• **Exercise inputs**:
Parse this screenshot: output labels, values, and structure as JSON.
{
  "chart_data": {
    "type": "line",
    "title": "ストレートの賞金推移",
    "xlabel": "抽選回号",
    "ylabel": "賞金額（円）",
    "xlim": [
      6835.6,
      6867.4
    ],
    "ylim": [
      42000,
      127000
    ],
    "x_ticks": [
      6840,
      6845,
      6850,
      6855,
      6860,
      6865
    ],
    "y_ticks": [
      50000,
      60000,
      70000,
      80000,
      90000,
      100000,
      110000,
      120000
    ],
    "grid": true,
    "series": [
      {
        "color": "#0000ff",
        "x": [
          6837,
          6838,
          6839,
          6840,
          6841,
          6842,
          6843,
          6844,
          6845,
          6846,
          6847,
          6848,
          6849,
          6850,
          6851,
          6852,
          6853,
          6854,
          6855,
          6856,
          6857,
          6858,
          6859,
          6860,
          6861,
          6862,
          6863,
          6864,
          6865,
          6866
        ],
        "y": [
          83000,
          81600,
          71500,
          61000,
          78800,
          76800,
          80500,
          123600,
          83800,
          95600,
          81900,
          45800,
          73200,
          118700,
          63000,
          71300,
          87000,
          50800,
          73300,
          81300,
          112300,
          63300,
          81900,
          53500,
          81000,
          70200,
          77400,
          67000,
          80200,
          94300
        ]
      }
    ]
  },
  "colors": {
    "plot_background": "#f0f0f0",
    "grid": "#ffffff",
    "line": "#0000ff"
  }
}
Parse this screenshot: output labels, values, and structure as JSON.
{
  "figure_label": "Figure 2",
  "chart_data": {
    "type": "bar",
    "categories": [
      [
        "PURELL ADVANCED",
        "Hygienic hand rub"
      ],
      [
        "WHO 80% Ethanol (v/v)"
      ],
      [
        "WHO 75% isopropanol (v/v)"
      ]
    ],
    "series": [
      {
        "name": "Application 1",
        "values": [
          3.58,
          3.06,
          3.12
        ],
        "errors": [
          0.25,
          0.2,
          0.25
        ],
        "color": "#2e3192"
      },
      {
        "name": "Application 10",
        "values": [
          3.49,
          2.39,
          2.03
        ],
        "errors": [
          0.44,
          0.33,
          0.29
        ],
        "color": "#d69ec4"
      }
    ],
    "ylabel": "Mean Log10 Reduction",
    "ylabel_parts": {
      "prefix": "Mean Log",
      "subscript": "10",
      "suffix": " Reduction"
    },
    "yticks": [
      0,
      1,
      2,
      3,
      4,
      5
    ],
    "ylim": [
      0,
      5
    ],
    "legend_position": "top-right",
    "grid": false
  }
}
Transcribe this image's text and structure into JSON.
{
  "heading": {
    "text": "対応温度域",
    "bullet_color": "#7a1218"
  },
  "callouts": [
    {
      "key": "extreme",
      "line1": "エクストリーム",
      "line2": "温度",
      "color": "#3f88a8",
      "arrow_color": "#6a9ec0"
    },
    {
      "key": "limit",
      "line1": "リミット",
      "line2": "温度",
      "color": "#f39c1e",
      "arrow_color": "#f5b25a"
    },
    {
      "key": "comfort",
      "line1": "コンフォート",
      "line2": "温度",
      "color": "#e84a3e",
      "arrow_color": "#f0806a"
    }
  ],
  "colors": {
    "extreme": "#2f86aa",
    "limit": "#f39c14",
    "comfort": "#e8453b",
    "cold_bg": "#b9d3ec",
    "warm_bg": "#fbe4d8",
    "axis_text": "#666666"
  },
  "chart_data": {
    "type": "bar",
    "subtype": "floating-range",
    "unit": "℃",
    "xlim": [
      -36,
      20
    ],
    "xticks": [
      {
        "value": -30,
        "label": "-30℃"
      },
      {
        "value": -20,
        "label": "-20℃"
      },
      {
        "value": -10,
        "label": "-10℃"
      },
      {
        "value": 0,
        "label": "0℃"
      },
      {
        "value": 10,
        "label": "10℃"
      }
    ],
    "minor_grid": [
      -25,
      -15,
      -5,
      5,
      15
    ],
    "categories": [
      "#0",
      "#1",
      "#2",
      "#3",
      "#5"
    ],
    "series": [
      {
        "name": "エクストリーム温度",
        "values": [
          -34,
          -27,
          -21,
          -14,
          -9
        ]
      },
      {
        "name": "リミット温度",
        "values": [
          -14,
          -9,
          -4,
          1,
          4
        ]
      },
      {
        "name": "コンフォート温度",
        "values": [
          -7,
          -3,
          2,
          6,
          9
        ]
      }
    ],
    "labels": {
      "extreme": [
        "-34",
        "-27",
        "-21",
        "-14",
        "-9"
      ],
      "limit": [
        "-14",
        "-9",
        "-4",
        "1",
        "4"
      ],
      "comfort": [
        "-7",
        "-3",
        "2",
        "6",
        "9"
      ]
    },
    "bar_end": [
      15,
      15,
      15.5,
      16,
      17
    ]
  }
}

• **Set task**:
Retype the material above, line by line, exactly.

• **Solution to the exercise**:
Parse this screenshot: output labels, values, and structure as JSON.
{
  "chart_data": {
    "type": "line",
    "title": "ストレートの賞金推移",
    "xlabel": "抽選回号",
    "ylabel": "賞金額（円）",
    "xlim": [
      6835.6,
      6867.4
    ],
    "ylim": [
      42000,
      127000
    ],
    "x_ticks": [
      6840,
      6845,
      6850,
      6855,
      6860,
      6865
    ],
    "y_ticks": [
      50000,
      60000,
      70000,
      80000,
      90000,
      100000,
      110000,
      120000
    ],
    "grid": true,
    "series": [
      {
        "color": "#0000ff",
        "x": [
          6837,
          6838,
          6839,
          6840,
          6841,
          6842,
          6843,
          6844,
          6845,
          6846,
          6847,
          6848,
          6849,
          6850,
          6851,
          6852,
          6853,
          6854,
          6855,
          6856,
          6857,
          6858,
          6859,
          6860,
          6861,
          6862,
          6863,
          6864,
          6865,
          6866
        ],
        "y": [
          83000,
          81600,
          71500,
          61000,
          78800,
          76800,
          80500,
          123600,
          83800,
          95600,
          81900,
          45800,
          73200,
          118700,
          63000,
          71300,
          87000,
          50800,
          73300,
          81300,
          112300,
          63300,
          81900,
          53500,
          81000,
          70200,
          77400,
          67000,
          80200,
          94300
        ]
      }
    ]
  },
  "colors": {
    "plot_background": "#f0f0f0",
    "grid": "#ffffff",
    "line": "#0000ff"
  }
}
Parse this screenshot: output labels, values, and structure as JSON.
{
  "figure_label": "Figure 2",
  "chart_data": {
    "type": "bar",
    "categories": [
      [
        "PURELL ADVANCED",
        "Hygienic hand rub"
      ],
      [
        "WHO 80% Ethanol (v/v)"
      ],
      [
        "WHO 75% isopropanol (v/v)"
      ]
    ],
    "series": [
      {
        "name": "Application 1",
        "values": [
          3.58,
          3.06,
          3.12
        ],
        "errors": [
          0.25,
          0.2,
          0.25
        ],
        "color": "#2e3192"
      },
      {
        "name": "Application 10",
        "values": [
          3.49,
          2.39,
          2.03
        ],
        "errors": [
          0.44,
          0.33,
          0.29
        ],
        "color": "#d69ec4"
      }
    ],
    "ylabel": "Mean Log10 Reduction",
    "ylabel_parts": {
      "prefix": "Mean Log",
      "subscript": "10",
      "suffix": " Reduction"
    },
    "yticks": [
      0,
      1,
      2,
      3,
      4,
      5
    ],
    "ylim": [
      0,
      5
    ],
    "legend_position": "top-right",
    "grid": false
  }
}
Transcribe this image's text and structure into JSON.
{
  "heading": {
    "text": "対応温度域",
    "bullet_color": "#7a1218"
  },
  "callouts": [
    {
      "key": "extreme",
      "line1": "エクストリーム",
      "line2": "温度",
      "color": "#3f88a8",
      "arrow_color": "#6a9ec0"
    },
    {
      "key": "limit",
      "line1": "リミット",
      "line2": "温度",
      "color": "#f39c1e",
      "arrow_color": "#f5b25a"
    },
    {
      "key": "comfort",
      "line1": "コンフォート",
      "line2": "温度",
      "color": "#e84a3e",
      "arrow_color": "#f0806a"
    }
  ],
  "colors": {
    "extreme": "#2f86aa",
    "limit": "#f39c14",
    "comfort": "#e8453b",
    "cold_bg": "#b9d3ec",
    "warm_bg": "#fbe4d8",
    "axis_text": "#666666"
  },
  "chart_data": {
    "type": "bar",
    "subtype": "floating-range",
    "unit": "℃",
    "xlim": [
      -36,
      20
    ],
    "xticks": [
      {
        "value": -30,
        "label": "-30℃"
      },
      {
        "value": -20,
        "label": "-20℃"
      },
      {
        "value": -10,
        "label": "-10℃"
      },
      {
        "value": 0,
        "label": "0℃"
      },
      {
        "value": 10,
        "label": "10℃"
      }
    ],
    "minor_grid": [
      -25,
      -15,
      -5,
      5,
      15
    ],
    "categories": [
      "#0",
      "#1",
      "#2",
      "#3",
      "#5"
    ],
    "series": [
      {
        "name": "エクストリーム温度",
        "values": [
          -34,
          -27,
          -21,
          -14,
          -9
        ]
      },
      {
        "name": "リミット温度",
        "values": [
          -14,
          -9,
          -4,
          1,
          4
        ]
      },
      {
        "name": "コンフォート温度",
        "values": [
          -7,
          -3,
          2,
          6,
          9
        ]
      }
    ],
    "labels": {
      "extreme": [
        "-34",
        "-27",
        "-21",
        "-14",
        "-9"
      ],
      "limit": [
        "-14",
        "-9",
        "-4",
        "1",
        "4"
      ],
      "comfort": [
        "-7",
        "-3",
        "2",
        "6",
        "9"
      ]
    },
    "bar_end": [
      15,
      15,
      15.5,
      16,
      17
    ]
  }
}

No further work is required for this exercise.